» Exercise requirements
Skip the images; return every entry exactly.
--- Material for the task Enclosed Below ---
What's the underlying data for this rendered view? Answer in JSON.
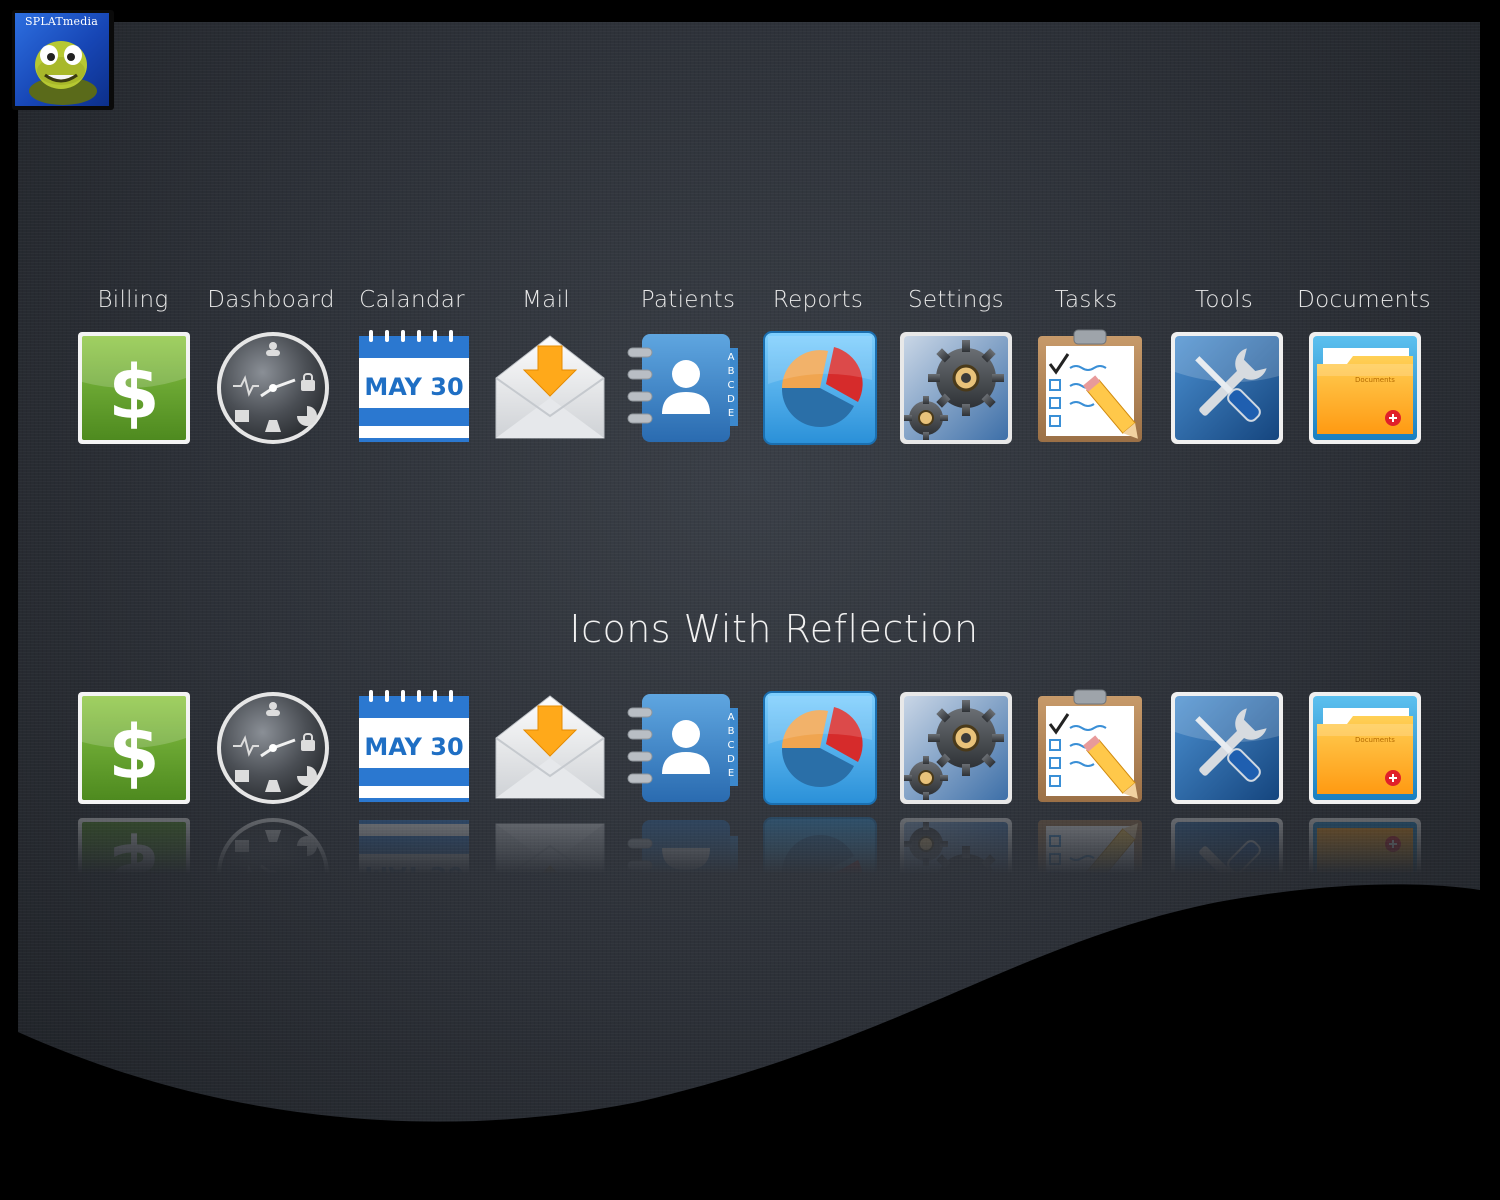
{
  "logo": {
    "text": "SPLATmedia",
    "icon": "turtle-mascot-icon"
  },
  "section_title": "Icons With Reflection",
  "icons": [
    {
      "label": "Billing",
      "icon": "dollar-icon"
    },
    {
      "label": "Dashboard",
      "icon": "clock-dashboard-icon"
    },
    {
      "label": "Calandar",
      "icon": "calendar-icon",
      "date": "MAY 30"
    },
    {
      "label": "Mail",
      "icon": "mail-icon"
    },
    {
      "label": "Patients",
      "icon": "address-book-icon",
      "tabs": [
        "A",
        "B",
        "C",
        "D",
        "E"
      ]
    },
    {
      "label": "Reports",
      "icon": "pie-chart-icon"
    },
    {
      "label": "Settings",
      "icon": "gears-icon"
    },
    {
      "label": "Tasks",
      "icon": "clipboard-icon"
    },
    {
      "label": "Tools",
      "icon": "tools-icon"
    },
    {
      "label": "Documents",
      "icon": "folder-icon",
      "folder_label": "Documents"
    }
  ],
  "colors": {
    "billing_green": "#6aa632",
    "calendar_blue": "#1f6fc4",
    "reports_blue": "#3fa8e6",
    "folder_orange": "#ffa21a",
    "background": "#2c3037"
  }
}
--- End of Enclosed Material for the task ---
» Task answer
What's the underlying data for this rendered view? Answer in JSON.
{
  "logo": {
    "text": "SPLATmedia",
    "icon": "turtle-mascot-icon"
  },
  "section_title": "Icons With Reflection",
  "icons": [
    {
      "label": "Billing",
      "icon": "dollar-icon"
    },
    {
      "label": "Dashboard",
      "icon": "clock-dashboard-icon"
    },
    {
      "label": "Calandar",
      "icon": "calendar-icon",
      "date": "MAY 30"
    },
    {
      "label": "Mail",
      "icon": "mail-icon"
    },
    {
      "label": "Patients",
      "icon": "address-book-icon",
      "tabs": [
        "A",
        "B",
        "C",
        "D",
        "E"
      ]
    },
    {
      "label": "Reports",
      "icon": "pie-chart-icon"
    },
    {
      "label": "Settings",
      "icon": "gears-icon"
    },
    {
      "label": "Tasks",
      "icon": "clipboard-icon"
    },
    {
      "label": "Tools",
      "icon": "tools-icon"
    },
    {
      "label": "Documents",
      "icon": "folder-icon",
      "folder_label": "Documents"
    }
  ],
  "colors": {
    "billing_green": "#6aa632",
    "calendar_blue": "#1f6fc4",
    "reports_blue": "#3fa8e6",
    "folder_orange": "#ffa21a",
    "background": "#2c3037"
  }
}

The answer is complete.